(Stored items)

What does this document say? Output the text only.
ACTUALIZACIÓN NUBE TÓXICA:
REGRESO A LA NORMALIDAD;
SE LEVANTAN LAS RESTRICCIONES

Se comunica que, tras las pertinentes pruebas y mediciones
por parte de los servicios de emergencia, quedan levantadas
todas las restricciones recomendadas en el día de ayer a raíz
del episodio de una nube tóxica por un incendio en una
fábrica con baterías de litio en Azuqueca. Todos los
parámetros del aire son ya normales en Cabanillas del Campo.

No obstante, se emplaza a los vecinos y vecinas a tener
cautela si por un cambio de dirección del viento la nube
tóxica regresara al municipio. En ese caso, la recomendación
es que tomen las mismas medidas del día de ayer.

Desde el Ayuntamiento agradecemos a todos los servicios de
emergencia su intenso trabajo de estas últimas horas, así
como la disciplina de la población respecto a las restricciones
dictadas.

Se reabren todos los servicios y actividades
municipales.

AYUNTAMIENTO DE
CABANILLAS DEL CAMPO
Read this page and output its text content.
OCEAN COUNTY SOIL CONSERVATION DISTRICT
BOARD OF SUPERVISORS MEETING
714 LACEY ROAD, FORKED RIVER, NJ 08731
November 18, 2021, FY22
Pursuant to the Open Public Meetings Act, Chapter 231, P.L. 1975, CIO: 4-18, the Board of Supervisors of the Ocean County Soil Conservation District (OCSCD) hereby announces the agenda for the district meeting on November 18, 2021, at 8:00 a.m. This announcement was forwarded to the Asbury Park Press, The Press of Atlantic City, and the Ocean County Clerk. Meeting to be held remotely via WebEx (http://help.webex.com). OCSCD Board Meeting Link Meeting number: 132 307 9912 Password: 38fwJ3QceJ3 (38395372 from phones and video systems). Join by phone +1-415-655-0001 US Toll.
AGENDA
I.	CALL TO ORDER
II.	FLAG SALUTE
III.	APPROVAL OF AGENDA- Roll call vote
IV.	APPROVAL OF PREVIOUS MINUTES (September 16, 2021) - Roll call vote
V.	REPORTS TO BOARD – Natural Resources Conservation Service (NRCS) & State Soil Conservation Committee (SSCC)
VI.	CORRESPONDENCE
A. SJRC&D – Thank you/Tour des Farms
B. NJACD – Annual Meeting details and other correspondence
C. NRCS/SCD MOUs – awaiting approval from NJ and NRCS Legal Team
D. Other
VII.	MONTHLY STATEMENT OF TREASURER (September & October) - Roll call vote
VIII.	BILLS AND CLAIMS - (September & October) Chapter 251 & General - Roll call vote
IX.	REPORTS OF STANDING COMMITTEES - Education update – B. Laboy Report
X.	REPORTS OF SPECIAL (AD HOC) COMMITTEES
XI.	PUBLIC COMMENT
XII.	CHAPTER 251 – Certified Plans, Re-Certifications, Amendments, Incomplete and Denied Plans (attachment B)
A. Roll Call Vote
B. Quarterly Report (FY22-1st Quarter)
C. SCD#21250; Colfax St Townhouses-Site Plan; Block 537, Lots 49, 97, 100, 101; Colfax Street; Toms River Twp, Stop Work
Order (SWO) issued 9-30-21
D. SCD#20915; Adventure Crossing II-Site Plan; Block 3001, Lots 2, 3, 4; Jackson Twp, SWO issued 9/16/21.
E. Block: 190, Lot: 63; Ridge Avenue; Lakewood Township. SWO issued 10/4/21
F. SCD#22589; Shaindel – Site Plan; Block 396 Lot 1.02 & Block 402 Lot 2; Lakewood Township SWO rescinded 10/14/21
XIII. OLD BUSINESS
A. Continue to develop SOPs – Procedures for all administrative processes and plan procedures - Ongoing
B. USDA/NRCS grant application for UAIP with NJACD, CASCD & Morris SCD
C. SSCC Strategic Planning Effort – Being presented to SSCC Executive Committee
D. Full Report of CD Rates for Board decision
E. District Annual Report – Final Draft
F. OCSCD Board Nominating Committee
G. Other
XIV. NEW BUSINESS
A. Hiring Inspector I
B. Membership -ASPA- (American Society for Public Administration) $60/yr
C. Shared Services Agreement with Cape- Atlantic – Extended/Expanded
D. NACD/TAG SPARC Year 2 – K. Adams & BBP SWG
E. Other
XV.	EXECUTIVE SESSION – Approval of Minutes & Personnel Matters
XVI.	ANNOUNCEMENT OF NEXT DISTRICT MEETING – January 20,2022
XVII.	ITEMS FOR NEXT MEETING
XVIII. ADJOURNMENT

### [Goal of the exercise]
Reproduce the material precisely, including every line.

### [Result of the exercise]
What does this document say? Output the text only.
ACTUALIZACIÓN NUBE TÓXICA:
REGRESO A LA NORMALIDAD;
SE LEVANTAN LAS RESTRICCIONES

Se comunica que, tras las pertinentes pruebas y mediciones
por parte de los servicios de emergencia, quedan levantadas
todas las restricciones recomendadas en el día de ayer a raíz
del episodio de una nube tóxica por un incendio en una
fábrica con baterías de litio en Azuqueca. Todos los
parámetros del aire son ya normales en Cabanillas del Campo.

No obstante, se emplaza a los vecinos y vecinas a tener
cautela si por un cambio de dirección del viento la nube
tóxica regresara al municipio. En ese caso, la recomendación
es que tomen las mismas medidas del día de ayer.

Desde el Ayuntamiento agradecemos a todos los servicios de
emergencia su intenso trabajo de estas últimas horas, así
como la disciplina de la población respecto a las restricciones
dictadas.

Se reabren todos los servicios y actividades
municipales.

AYUNTAMIENTO DE
CABANILLAS DEL CAMPO
Read this page and output its text content.
OCEAN COUNTY SOIL CONSERVATION DISTRICT
BOARD OF SUPERVISORS MEETING
714 LACEY ROAD, FORKED RIVER, NJ 08731
November 18, 2021, FY22
Pursuant to the Open Public Meetings Act, Chapter 231, P.L. 1975, CIO: 4-18, the Board of Supervisors of the Ocean County Soil Conservation District (OCSCD) hereby announces the agenda for the district meeting on November 18, 2021, at 8:00 a.m. This announcement was forwarded to the Asbury Park Press, The Press of Atlantic City, and the Ocean County Clerk. Meeting to be held remotely via WebEx (http://help.webex.com). OCSCD Board Meeting Link Meeting number: 132 307 9912 Password: 38fwJ3QceJ3 (38395372 from phones and video systems). Join by phone +1-415-655-0001 US Toll.
AGENDA
I.	CALL TO ORDER
II.	FLAG SALUTE
III.	APPROVAL OF AGENDA- Roll call vote
IV.	APPROVAL OF PREVIOUS MINUTES (September 16, 2021) - Roll call vote
V.	REPORTS TO BOARD – Natural Resources Conservation Service (NRCS) & State Soil Conservation Committee (SSCC)
VI.	CORRESPONDENCE
A. SJRC&D – Thank you/Tour des Farms
B. NJACD – Annual Meeting details and other correspondence
C. NRCS/SCD MOUs – awaiting approval from NJ and NRCS Legal Team
D. Other
VII.	MONTHLY STATEMENT OF TREASURER (September & October) - Roll call vote
VIII.	BILLS AND CLAIMS - (September & October) Chapter 251 & General - Roll call vote
IX.	REPORTS OF STANDING COMMITTEES - Education update – B. Laboy Report
X.	REPORTS OF SPECIAL (AD HOC) COMMITTEES
XI.	PUBLIC COMMENT
XII.	CHAPTER 251 – Certified Plans, Re-Certifications, Amendments, Incomplete and Denied Plans (attachment B)
A. Roll Call Vote
B. Quarterly Report (FY22-1st Quarter)
C. SCD#21250; Colfax St Townhouses-Site Plan; Block 537, Lots 49, 97, 100, 101; Colfax Street; Toms River Twp, Stop Work
Order (SWO) issued 9-30-21
D. SCD#20915; Adventure Crossing II-Site Plan; Block 3001, Lots 2, 3, 4; Jackson Twp, SWO issued 9/16/21.
E. Block: 190, Lot: 63; Ridge Avenue; Lakewood Township. SWO issued 10/4/21
F. SCD#22589; Shaindel – Site Plan; Block 396 Lot 1.02 & Block 402 Lot 2; Lakewood Township SWO rescinded 10/14/21
XIII. OLD BUSINESS
A. Continue to develop SOPs – Procedures for all administrative processes and plan procedures - Ongoing
B. USDA/NRCS grant application for UAIP with NJACD, CASCD & Morris SCD
C. SSCC Strategic Planning Effort – Being presented to SSCC Executive Committee
D. Full Report of CD Rates for Board decision
E. District Annual Report – Final Draft
F. OCSCD Board Nominating Committee
G. Other
XIV. NEW BUSINESS
A. Hiring Inspector I
B. Membership -ASPA- (American Society for Public Administration) $60/yr
C. Shared Services Agreement with Cape- Atlantic – Extended/Expanded
D. NACD/TAG SPARC Year 2 – K. Adams & BBP SWG
E. Other
XV.	EXECUTIVE SESSION – Approval of Minutes & Personnel Matters
XVI.	ANNOUNCEMENT OF NEXT DISTRICT MEETING – January 20,2022
XVII.	ITEMS FOR NEXT MEETING
XVIII. ADJOURNMENT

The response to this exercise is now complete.